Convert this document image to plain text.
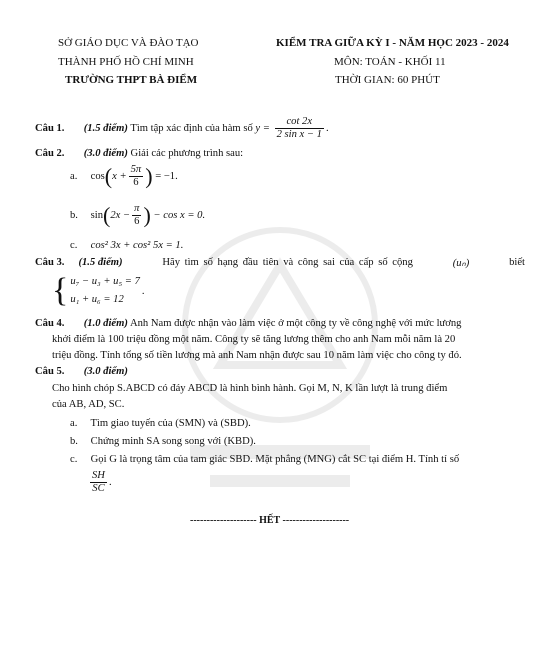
SỞ GIÁO DỤC VÀ ĐÀO TẠO
THÀNH PHỐ HỒ CHÍ MINH
TRƯỜNG THPT BÀ ĐIỂM
KIỂM TRA GIỮA KỲ I - NĂM HỌC 2023 - 2024
MÔN: TOÁN - KHỐI 11
THỜI GIAN: 60 PHÚT
Câu 1. (1.5 điểm) Tìm tập xác định của hàm số $y = \frac{\cot 2x}{\text{2 sin x − 1}}$ .
Câu 2. (3.0 điểm) Giải các phương trình sau:
a. $\cos(x + \frac{5\pi}{6}$ ) = −1.
b. $\sin(2x - \frac{\pi}{6}$ ) − cos x = 0.
c. cos² 3x + cos² 5x = 1.
Câu 3. (1.5 điểm)	Hãy tìm số hạng đầu tiên và công sai của cấp số cộng	(uₙ)	biết
{ u₇ − u₃ + u₅ = 7
u₁ + u₆ = 12
.
Câu 4. (1.0 điểm) Anh Nam được nhận vào làm việc ở một công ty về công nghệ với mức lương
khởi điểm là 100 triệu đồng một năm. Công ty sẽ tăng lương thêm cho anh Nam mỗi năm là 20
triệu đồng. Tính tổng số tiền lương mà anh Nam nhận được sau 10 năm làm việc cho công ty đó.
Câu 5. (3.0 điểm)
Cho hình chóp S.ABCD có đáy ABCD là hình bình hành. Gọi M, N, K lần lượt là trung điểm
của AB, AD, SC.
a. Tìm giao tuyến của (SMN) và (SBD).
b. Chứng minh SA song song với (KBD).
c. Gọi G là trọng tâm của tam giác SBD. Mặt phẳng (MNG) cắt SC tại điểm H. Tính tỉ số
$\frac{SH}{SC}$ .
-------------------- HẾT --------------------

> What the exercise asks
Ignore the images and quote every line of the listing exactly.

> Solution to this exercise
Convert this document image to plain text.
SỞ GIÁO DỤC VÀ ĐÀO TẠO
THÀNH PHỐ HỒ CHÍ MINH
TRƯỜNG THPT BÀ ĐIỂM
KIỂM TRA GIỮA KỲ I - NĂM HỌC 2023 - 2024
MÔN: TOÁN - KHỐI 11
THỜI GIAN: 60 PHÚT
Câu 1. (1.5 điểm) Tìm tập xác định của hàm số $y = \frac{\cot 2x}{\text{2 sin x − 1}}$ .
Câu 2. (3.0 điểm) Giải các phương trình sau:
a. $\cos(x + \frac{5\pi}{6}$ ) = −1.
b. $\sin(2x - \frac{\pi}{6}$ ) − cos x = 0.
c. cos² 3x + cos² 5x = 1.
Câu 3. (1.5 điểm)	Hãy tìm số hạng đầu tiên và công sai của cấp số cộng	(uₙ)	biết
{ u₇ − u₃ + u₅ = 7
u₁ + u₆ = 12
.
Câu 4. (1.0 điểm) Anh Nam được nhận vào làm việc ở một công ty về công nghệ với mức lương
khởi điểm là 100 triệu đồng một năm. Công ty sẽ tăng lương thêm cho anh Nam mỗi năm là 20
triệu đồng. Tính tổng số tiền lương mà anh Nam nhận được sau 10 năm làm việc cho công ty đó.
Câu 5. (3.0 điểm)
Cho hình chóp S.ABCD có đáy ABCD là hình bình hành. Gọi M, N, K lần lượt là trung điểm
của AB, AD, SC.
a. Tìm giao tuyến của (SMN) và (SBD).
b. Chứng minh SA song song với (KBD).
c. Gọi G là trọng tâm của tam giác SBD. Mặt phẳng (MNG) cắt SC tại điểm H. Tính tỉ số
$\frac{SH}{SC}$ .
-------------------- HẾT --------------------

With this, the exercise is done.